■ **Exercise task**: Output all records precisely as written.

Items from a dataset
-------------------------
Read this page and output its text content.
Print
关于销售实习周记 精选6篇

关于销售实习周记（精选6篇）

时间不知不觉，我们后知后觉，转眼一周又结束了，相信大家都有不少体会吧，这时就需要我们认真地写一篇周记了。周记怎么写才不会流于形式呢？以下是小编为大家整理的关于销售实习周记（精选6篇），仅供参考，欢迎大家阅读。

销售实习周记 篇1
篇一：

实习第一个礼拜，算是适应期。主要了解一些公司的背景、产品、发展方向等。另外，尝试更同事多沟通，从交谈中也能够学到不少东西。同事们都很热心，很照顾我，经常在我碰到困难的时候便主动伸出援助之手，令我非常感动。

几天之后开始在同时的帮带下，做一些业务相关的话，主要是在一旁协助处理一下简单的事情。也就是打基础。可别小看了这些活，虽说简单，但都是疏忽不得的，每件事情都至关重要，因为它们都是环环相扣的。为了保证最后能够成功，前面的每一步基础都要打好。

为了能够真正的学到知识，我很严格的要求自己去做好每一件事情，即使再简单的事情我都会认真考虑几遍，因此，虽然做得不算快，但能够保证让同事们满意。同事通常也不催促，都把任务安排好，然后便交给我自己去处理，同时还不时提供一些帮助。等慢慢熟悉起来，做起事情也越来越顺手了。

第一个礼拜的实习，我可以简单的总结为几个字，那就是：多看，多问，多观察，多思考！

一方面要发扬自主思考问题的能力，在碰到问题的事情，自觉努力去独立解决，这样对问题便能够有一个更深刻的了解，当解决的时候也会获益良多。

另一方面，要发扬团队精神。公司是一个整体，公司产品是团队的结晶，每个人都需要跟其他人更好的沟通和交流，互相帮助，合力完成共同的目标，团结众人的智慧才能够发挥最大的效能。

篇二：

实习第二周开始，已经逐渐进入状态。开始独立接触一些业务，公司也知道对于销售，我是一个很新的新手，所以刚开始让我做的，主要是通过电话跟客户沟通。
-------------------------
■ **The output**:
Read this page and output its text content.
Print
关于销售实习周记 精选6篇

关于销售实习周记（精选6篇）

时间不知不觉，我们后知后觉，转眼一周又结束了，相信大家都有不少体会吧，这时就需要我们认真地写一篇周记了。周记怎么写才不会流于形式呢？以下是小编为大家整理的关于销售实习周记（精选6篇），仅供参考，欢迎大家阅读。

销售实习周记 篇1
篇一：

实习第一个礼拜，算是适应期。主要了解一些公司的背景、产品、发展方向等。另外，尝试更同事多沟通，从交谈中也能够学到不少东西。同事们都很热心，很照顾我，经常在我碰到困难的时候便主动伸出援助之手，令我非常感动。

几天之后开始在同时的帮带下，做一些业务相关的话，主要是在一旁协助处理一下简单的事情。也就是打基础。可别小看了这些活，虽说简单，但都是疏忽不得的，每件事情都至关重要，因为它们都是环环相扣的。为了保证最后能够成功，前面的每一步基础都要打好。

为了能够真正的学到知识，我很严格的要求自己去做好每一件事情，即使再简单的事情我都会认真考虑几遍，因此，虽然做得不算快，但能够保证让同事们满意。同事通常也不催促，都把任务安排好，然后便交给我自己去处理，同时还不时提供一些帮助。等慢慢熟悉起来，做起事情也越来越顺手了。

第一个礼拜的实习，我可以简单的总结为几个字，那就是：多看，多问，多观察，多思考！

一方面要发扬自主思考问题的能力，在碰到问题的事情，自觉努力去独立解决，这样对问题便能够有一个更深刻的了解，当解决的时候也会获益良多。

另一方面，要发扬团队精神。公司是一个整体，公司产品是团队的结晶，每个人都需要跟其他人更好的沟通和交流，互相帮助，合力完成共同的目标，团结众人的智慧才能够发挥最大的效能。

篇二：

实习第二周开始，已经逐渐进入状态。开始独立接触一些业务，公司也知道对于销售，我是一个很新的新手，所以刚开始让我做的，主要是通过电话跟客户沟通。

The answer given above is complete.